Sampah perkotaan yang organik pada dasarnya ialah biomass (senyawa organik) yang dapat
dikonversi menjadi energi melalui sejumlah proses pengolahan, baik dengan maupun tanpa
oksigen yang bertemperatur tinggi. Energi yang dihasilkan berbentuk energi listrik, gas, energi
panas dan dingin yang banyak dibutuhkan industri, seperti cool storage, gedung perkantoran, dan
hotel. Termasuk pupuk untuk pertanian dan perkebunan.

Latihan A:
Jawab pertanyaan berikut dari kutipan tentang sampah organik perkotaan:
(i) Pada dasarnya sampah perkotaan yang organik ialah apa?
(ii) Dalam bentuk apa saja energi yang dihasilkan?
(iii) Untuk bidang apa pupuk yang disebut di akhir kutipan?
Latihan B:
Ubah paragraf "Sampah perkotaan yang organik pada dasarnya..." dalam kutipan tentang sampah organik perkotaan menjadi daftar berbutir yang memuat fakta utamanya.
Latihan C:
Lanjutkan kutipan tentang sampah organik perkotaan mulai setelah kalimat terakhirnya.

Materi yang Diberikan:
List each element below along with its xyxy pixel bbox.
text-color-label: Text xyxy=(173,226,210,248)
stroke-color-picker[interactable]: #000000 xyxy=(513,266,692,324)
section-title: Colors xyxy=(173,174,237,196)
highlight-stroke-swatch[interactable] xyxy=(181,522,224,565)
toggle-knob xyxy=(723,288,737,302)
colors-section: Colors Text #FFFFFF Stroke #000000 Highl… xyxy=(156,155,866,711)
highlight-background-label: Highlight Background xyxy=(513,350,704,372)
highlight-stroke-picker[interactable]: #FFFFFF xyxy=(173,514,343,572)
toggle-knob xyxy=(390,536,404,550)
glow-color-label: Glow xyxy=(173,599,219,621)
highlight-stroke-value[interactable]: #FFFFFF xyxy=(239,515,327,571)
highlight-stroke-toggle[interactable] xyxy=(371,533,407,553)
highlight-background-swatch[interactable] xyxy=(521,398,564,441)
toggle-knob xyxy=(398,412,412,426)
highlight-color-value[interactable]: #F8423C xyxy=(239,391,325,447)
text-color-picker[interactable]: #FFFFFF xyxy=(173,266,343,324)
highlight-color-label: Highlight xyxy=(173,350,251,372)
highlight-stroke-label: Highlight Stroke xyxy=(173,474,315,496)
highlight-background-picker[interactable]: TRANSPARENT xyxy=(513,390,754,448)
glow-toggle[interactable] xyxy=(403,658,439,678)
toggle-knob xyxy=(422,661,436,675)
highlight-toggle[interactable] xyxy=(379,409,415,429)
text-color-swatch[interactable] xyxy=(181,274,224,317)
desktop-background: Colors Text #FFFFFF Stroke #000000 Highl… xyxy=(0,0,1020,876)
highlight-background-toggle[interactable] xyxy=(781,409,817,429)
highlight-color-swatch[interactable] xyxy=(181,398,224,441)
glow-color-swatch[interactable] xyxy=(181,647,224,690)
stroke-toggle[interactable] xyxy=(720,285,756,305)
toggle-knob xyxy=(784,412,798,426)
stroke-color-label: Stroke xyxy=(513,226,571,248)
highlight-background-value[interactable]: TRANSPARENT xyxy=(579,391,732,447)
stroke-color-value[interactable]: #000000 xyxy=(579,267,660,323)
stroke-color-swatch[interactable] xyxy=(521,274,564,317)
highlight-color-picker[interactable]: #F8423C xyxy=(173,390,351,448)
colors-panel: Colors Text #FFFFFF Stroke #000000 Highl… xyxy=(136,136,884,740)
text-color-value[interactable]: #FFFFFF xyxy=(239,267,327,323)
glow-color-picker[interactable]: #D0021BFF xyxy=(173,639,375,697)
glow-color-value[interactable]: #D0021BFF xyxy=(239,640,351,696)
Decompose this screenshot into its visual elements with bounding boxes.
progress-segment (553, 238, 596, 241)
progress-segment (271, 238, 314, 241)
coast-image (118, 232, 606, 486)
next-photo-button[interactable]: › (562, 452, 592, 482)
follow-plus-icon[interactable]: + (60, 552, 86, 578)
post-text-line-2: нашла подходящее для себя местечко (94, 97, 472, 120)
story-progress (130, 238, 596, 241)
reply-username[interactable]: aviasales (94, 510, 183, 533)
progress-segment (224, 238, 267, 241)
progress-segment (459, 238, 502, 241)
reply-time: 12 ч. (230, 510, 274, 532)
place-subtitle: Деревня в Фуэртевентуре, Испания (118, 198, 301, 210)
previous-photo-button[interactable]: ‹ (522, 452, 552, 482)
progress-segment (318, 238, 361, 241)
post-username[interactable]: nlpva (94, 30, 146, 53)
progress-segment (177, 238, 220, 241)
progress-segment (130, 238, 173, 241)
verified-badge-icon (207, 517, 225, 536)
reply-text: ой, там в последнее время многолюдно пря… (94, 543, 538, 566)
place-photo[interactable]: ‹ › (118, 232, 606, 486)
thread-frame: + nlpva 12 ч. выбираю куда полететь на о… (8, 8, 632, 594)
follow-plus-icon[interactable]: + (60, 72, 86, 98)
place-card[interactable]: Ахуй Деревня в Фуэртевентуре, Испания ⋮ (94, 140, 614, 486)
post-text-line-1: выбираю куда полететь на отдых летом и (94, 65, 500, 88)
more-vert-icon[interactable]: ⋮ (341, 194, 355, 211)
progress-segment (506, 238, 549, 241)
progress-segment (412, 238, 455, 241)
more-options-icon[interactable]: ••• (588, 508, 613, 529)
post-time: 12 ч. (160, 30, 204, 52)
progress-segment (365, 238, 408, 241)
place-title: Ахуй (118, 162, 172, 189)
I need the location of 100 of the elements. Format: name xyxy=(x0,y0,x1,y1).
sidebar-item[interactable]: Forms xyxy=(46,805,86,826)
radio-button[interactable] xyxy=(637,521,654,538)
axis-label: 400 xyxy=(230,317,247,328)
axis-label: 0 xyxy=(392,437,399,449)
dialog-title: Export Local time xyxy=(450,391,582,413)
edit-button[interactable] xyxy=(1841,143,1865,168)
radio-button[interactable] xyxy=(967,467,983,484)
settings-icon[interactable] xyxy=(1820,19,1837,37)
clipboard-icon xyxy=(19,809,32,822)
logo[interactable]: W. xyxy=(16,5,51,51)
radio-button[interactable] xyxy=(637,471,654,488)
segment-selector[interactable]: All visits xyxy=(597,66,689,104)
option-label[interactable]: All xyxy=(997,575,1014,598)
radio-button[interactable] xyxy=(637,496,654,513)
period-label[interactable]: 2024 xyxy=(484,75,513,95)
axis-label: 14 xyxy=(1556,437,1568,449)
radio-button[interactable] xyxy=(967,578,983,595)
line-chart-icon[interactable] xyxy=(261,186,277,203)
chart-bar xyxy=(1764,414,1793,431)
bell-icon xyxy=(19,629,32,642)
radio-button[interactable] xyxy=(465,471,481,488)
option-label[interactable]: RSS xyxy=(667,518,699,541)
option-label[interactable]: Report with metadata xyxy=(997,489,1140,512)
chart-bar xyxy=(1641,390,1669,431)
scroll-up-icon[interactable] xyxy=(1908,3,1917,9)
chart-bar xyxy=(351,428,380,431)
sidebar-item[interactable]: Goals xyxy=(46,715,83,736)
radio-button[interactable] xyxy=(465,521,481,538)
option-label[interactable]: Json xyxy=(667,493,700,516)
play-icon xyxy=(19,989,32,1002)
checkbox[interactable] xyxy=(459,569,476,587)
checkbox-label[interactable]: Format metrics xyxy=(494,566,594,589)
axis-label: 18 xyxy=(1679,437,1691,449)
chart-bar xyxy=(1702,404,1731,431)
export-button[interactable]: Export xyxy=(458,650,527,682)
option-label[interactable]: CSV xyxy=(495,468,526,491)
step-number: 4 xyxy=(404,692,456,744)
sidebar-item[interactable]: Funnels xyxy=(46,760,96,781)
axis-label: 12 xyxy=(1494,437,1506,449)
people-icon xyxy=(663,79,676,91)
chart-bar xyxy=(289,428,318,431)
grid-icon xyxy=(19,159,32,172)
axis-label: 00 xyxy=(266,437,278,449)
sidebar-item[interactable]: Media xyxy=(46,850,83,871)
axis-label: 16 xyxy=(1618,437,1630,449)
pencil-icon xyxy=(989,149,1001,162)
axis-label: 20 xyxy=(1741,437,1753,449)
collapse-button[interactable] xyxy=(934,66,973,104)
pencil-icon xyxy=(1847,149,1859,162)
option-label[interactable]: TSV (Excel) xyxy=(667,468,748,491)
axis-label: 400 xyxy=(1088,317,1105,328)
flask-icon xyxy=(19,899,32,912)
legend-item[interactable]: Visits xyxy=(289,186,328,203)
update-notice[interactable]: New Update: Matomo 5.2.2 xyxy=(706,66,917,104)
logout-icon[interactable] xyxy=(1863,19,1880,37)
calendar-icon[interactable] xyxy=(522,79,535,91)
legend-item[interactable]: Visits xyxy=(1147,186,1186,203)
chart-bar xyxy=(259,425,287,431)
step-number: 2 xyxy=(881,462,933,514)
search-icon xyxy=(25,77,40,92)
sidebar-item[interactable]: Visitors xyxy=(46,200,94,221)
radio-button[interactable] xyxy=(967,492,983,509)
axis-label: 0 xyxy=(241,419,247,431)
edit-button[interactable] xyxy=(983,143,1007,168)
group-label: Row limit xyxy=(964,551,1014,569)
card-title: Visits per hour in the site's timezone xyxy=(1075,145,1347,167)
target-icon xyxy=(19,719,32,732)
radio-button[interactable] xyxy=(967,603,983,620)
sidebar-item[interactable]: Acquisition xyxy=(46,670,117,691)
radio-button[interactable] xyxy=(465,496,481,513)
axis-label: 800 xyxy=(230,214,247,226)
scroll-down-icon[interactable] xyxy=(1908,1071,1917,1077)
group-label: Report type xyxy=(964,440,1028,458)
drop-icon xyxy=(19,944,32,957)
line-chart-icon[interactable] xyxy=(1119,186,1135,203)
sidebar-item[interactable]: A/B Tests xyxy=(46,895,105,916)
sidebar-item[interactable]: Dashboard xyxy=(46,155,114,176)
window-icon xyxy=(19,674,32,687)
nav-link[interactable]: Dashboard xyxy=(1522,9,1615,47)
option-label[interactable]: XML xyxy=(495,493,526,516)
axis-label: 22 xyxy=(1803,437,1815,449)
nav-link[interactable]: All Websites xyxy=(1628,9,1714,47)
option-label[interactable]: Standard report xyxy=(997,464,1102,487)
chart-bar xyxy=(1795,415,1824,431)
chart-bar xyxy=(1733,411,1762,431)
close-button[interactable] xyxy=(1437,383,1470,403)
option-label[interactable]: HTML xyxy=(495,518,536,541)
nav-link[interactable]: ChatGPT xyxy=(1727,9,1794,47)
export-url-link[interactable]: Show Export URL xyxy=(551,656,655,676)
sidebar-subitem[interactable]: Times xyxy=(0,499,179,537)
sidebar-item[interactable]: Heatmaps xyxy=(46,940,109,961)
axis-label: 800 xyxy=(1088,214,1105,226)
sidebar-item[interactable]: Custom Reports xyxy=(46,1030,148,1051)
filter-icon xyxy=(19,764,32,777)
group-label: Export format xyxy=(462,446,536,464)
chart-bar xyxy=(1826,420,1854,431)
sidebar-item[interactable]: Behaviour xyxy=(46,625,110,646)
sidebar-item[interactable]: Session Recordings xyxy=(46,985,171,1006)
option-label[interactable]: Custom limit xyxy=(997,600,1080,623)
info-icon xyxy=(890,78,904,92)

Jawaban Akhir A:
(i) Biomass, yaitu senyawa organik.
(ii) Energi listrik, gas, serta energi panas dan dingin.
(iii) Pertanian dan perkebunan.

Jawaban Akhir B:
- Sampah perkotaan yang organik pada dasarnya ialah biomass (senyawa organik).
- Sampah ini dapat dikonversi menjadi energi melalui sejumlah proses pengolahan, dengan maupun tanpa oksigen bertemperatur tinggi.
- Energi yang dihasilkan berupa listrik, gas, serta energi panas dan dingin yang banyak dibutuhkan industri, seperti cool storage, gedung perkantoran, dan hotel.
- Hasilnya juga termasuk pupuk untuk pertanian dan perkebunan.

Jawaban Akhir C:
Menurut DR. Ir. Tusy Agustin Adibroto (Republika edisi 18 Agustus 2004), dalam konsep
pengelolaan sampah terpadu di kota besar seperti Jakarta, sampah yang jumlahnya 6.000 ton per
hari itu dipilih menjadi organik (4080 ton) yang dikomposkan serta anorganik (1920 ton) yang di
daur ulang. Sisa proses tersebut (1080 ton) dapat diangkut ke TPA/sanitary landfill atau diolah
dalam incinerator. Dengan incinerator, sampah tersebut dibakar sehingga sisanya tinggal 215 ton
(3,6 persen) saja. Sisa pembakaran tersebut dapat digunakan sebagai bahan bangunan atau
dikirim ke TPA. Tempat Pembuangan Akhir (TPA), seperti Bantargebang, akan diubah menjadi
reusable sanitary landfill. Dengan perubahan itu, TPA hanya akan menampung 10 sampai 20
persen saja (sekitar 1000 ton sampah) residu sampah.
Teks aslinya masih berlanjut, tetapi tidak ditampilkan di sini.